_WRITTEN TASK:_ Restate the records below word for word.

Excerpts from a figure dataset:
________
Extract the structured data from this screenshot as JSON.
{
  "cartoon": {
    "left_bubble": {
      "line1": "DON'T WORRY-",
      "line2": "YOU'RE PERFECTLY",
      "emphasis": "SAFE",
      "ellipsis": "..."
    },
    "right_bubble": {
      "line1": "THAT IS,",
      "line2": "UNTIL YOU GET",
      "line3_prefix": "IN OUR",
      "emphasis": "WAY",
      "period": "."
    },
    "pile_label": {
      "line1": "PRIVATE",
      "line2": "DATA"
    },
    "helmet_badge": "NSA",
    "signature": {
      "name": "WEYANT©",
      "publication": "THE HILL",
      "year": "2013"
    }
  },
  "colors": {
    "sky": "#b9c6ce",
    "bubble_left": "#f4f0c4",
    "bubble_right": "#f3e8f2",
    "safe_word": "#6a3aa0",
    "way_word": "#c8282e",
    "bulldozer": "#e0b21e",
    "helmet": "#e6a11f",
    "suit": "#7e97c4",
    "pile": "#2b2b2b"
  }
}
________
_SOLUTION FOR THIS EXERCISE:_
Extract the structured data from this screenshot as JSON.
{
  "cartoon": {
    "left_bubble": {
      "line1": "DON'T WORRY-",
      "line2": "YOU'RE PERFECTLY",
      "emphasis": "SAFE",
      "ellipsis": "..."
    },
    "right_bubble": {
      "line1": "THAT IS,",
      "line2": "UNTIL YOU GET",
      "line3_prefix": "IN OUR",
      "emphasis": "WAY",
      "period": "."
    },
    "pile_label": {
      "line1": "PRIVATE",
      "line2": "DATA"
    },
    "helmet_badge": "NSA",
    "signature": {
      "name": "WEYANT©",
      "publication": "THE HILL",
      "year": "2013"
    }
  },
  "colors": {
    "sky": "#b9c6ce",
    "bubble_left": "#f4f0c4",
    "bubble_right": "#f3e8f2",
    "safe_word": "#6a3aa0",
    "way_word": "#c8282e",
    "bulldozer": "#e0b21e",
    "helmet": "#e6a11f",
    "suit": "#7e97c4",
    "pile": "#2b2b2b"
  }
}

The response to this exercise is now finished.